→ **Data for processing**
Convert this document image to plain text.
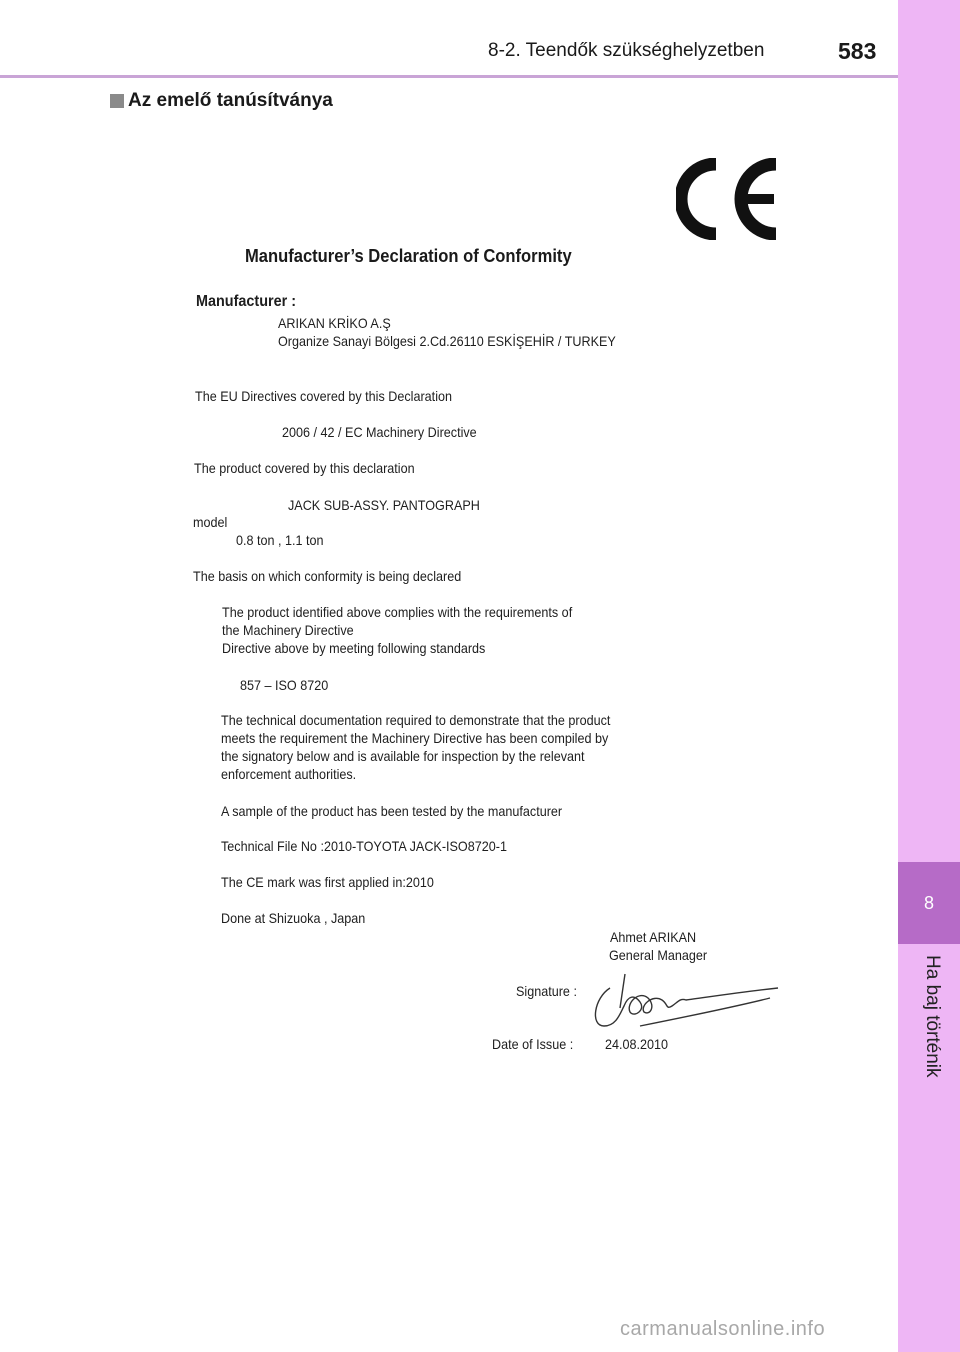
8-2. Teendők szükséghelyzetben	583
8
Ha baj történik
Az emelő tanúsítványa
Manufacturer’s Declaration of Conformity
Manufacturer :
ARIKAN KRİKO A.Ş
Organize Sanayi Bölgesi 2.Cd.26110 ESKİŞEHİR / TURKEY
The EU Directives covered by this Declaration
2006 / 42 / EC Machinery Directive
The product covered by this declaration
JACK SUB-ASSY. PANTOGRAPH
model
0.8 ton , 1.1 ton
The basis on which conformity is being declared
The product identified above complies with the requirements of
the Machinery Directive
Directive above by meeting following standards
857 – ISO 8720
The technical documentation required to demonstrate that the product
meets the requirement the Machinery Directive has been compiled by
the signatory below and is available for inspection by the relevant
enforcement authorities.
A sample of the product has been tested by the manufacturer
Technical File No :2010-TOYOTA JACK-ISO8720-1
The CE mark was first applied in:2010
Done at Shizuoka , Japan
Ahmet ARIKAN
General Manager
Signature :
Date of Issue : 24.08.2010
carmanualsonline.info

→ **Directive**
Are you able to set down all the lines above exactly, without any pictures?

→ **Result of the exercise**
Convert this document image to plain text.
8-2. Teendők szükséghelyzetben	583
8
Ha baj történik
Az emelő tanúsítványa
Manufacturer’s Declaration of Conformity
Manufacturer :
ARIKAN KRİKO A.Ş
Organize Sanayi Bölgesi 2.Cd.26110 ESKİŞEHİR / TURKEY
The EU Directives covered by this Declaration
2006 / 42 / EC Machinery Directive
The product covered by this declaration
JACK SUB-ASSY. PANTOGRAPH
model
0.8 ton , 1.1 ton
The basis on which conformity is being declared
The product identified above complies with the requirements of
the Machinery Directive
Directive above by meeting following standards
857 – ISO 8720
The technical documentation required to demonstrate that the product
meets the requirement the Machinery Directive has been compiled by
the signatory below and is available for inspection by the relevant
enforcement authorities.
A sample of the product has been tested by the manufacturer
Technical File No :2010-TOYOTA JACK-ISO8720-1
The CE mark was first applied in:2010
Done at Shizuoka , Japan
Ahmet ARIKAN
General Manager
Signature :
Date of Issue : 24.08.2010
carmanualsonline.info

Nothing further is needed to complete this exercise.